Items from a data source
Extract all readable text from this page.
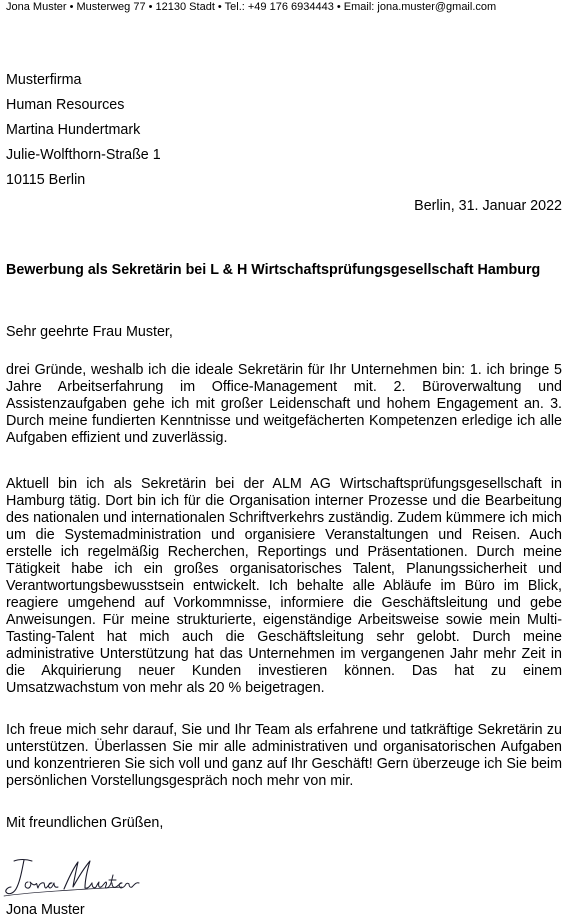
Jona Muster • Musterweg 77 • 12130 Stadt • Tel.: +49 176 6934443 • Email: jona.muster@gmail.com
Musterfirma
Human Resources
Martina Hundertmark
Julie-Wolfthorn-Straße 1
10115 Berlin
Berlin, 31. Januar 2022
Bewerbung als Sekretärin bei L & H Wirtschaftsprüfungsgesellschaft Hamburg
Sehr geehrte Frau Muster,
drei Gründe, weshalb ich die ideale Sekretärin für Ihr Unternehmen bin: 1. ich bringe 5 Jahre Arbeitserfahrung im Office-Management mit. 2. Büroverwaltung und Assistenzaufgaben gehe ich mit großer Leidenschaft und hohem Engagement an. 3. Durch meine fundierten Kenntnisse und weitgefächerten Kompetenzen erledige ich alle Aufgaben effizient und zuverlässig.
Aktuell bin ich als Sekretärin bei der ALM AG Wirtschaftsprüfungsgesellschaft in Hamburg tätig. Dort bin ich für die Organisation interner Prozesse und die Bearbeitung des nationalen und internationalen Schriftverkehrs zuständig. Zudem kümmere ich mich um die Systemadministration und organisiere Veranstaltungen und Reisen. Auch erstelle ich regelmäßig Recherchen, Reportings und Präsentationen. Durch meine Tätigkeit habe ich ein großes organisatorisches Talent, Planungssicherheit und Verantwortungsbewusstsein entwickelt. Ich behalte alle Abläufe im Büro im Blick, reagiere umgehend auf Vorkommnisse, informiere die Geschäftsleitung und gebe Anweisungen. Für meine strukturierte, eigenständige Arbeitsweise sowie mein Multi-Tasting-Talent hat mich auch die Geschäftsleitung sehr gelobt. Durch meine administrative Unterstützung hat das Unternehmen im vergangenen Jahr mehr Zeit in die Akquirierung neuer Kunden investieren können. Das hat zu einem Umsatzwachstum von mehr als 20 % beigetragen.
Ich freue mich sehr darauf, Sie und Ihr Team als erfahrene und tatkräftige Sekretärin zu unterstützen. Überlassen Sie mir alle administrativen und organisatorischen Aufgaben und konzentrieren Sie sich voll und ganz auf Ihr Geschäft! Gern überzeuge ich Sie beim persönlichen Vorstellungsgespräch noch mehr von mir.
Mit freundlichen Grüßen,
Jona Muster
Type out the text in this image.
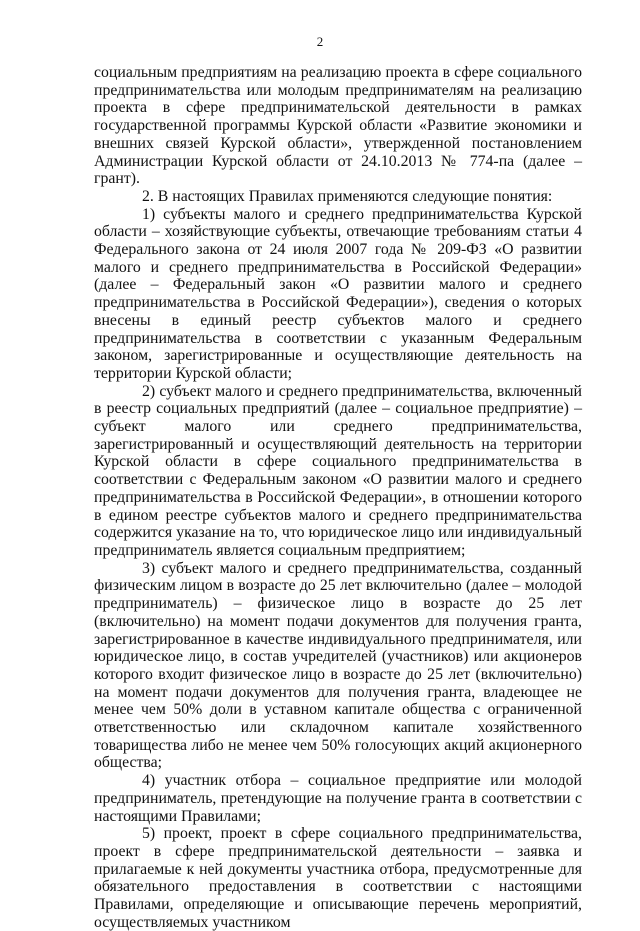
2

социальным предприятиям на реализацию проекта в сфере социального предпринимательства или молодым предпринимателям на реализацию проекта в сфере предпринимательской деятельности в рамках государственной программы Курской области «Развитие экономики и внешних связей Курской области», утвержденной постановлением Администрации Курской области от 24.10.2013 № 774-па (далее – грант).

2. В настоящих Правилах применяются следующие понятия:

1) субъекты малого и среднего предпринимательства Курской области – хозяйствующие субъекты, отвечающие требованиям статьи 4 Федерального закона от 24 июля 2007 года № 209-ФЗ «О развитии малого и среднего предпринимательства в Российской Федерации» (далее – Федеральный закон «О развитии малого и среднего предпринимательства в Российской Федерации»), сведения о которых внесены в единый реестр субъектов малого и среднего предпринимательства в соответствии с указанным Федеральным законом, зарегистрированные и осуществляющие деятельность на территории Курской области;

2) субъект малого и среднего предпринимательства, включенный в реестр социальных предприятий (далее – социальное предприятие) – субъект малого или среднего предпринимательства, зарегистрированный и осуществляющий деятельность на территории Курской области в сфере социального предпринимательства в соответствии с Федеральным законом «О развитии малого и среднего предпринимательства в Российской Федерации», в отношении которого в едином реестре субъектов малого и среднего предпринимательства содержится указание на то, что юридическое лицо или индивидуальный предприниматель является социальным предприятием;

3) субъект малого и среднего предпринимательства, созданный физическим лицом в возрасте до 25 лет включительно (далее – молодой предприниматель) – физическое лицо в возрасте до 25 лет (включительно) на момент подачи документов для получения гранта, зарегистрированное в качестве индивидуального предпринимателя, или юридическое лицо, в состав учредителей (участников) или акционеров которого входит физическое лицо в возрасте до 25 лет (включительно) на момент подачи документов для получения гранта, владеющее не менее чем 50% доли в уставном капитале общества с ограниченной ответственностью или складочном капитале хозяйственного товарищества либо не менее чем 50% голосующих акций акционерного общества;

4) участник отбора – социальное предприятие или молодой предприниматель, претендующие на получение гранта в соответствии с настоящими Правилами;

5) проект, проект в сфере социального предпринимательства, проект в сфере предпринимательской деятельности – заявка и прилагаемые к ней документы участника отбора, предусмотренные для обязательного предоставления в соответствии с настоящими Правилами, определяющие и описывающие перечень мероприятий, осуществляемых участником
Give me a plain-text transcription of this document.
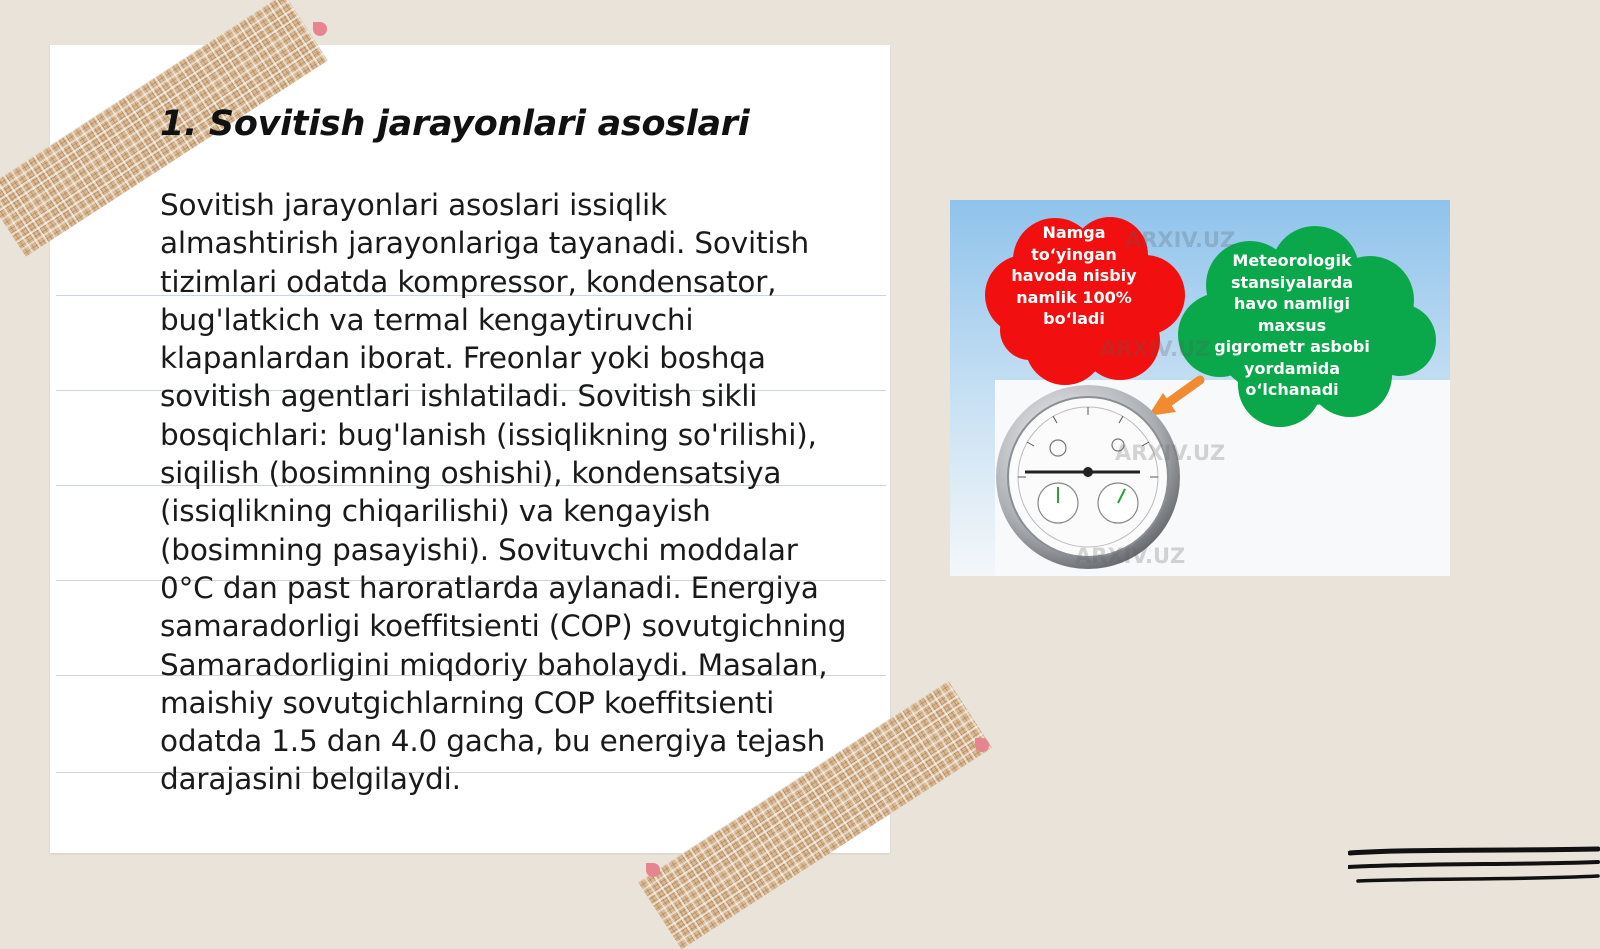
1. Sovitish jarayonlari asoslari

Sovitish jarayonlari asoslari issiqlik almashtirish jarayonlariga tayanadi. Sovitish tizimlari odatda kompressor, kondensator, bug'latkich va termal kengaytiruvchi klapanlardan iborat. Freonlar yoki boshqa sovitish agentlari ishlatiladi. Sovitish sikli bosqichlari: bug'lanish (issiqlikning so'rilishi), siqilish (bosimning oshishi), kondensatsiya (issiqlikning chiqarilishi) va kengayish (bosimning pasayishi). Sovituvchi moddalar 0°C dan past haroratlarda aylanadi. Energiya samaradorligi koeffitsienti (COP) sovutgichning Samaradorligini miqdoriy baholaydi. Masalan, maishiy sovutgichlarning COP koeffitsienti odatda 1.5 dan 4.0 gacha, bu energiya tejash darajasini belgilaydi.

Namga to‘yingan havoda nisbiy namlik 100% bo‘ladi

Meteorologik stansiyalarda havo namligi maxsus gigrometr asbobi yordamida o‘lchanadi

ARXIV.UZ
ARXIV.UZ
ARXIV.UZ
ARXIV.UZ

[What the task requires] From the listing above, copy every line that holds the string "Правилами".

[Output below]
4) участник отбора – социальное предприятие или молодой предприниматель, претендующие на получение гранта в соответствии с настоящими Правилами;
5) проект, проект в сфере социального предпринимательства, проект в сфере предпринимательской деятельности – заявка и прилагаемые к ней документы участника отбора, предусмотренные для обязательного предоставления в соответствии с настоящими Правилами, определяющие и описывающие перечень мероприятий, осуществляемых участником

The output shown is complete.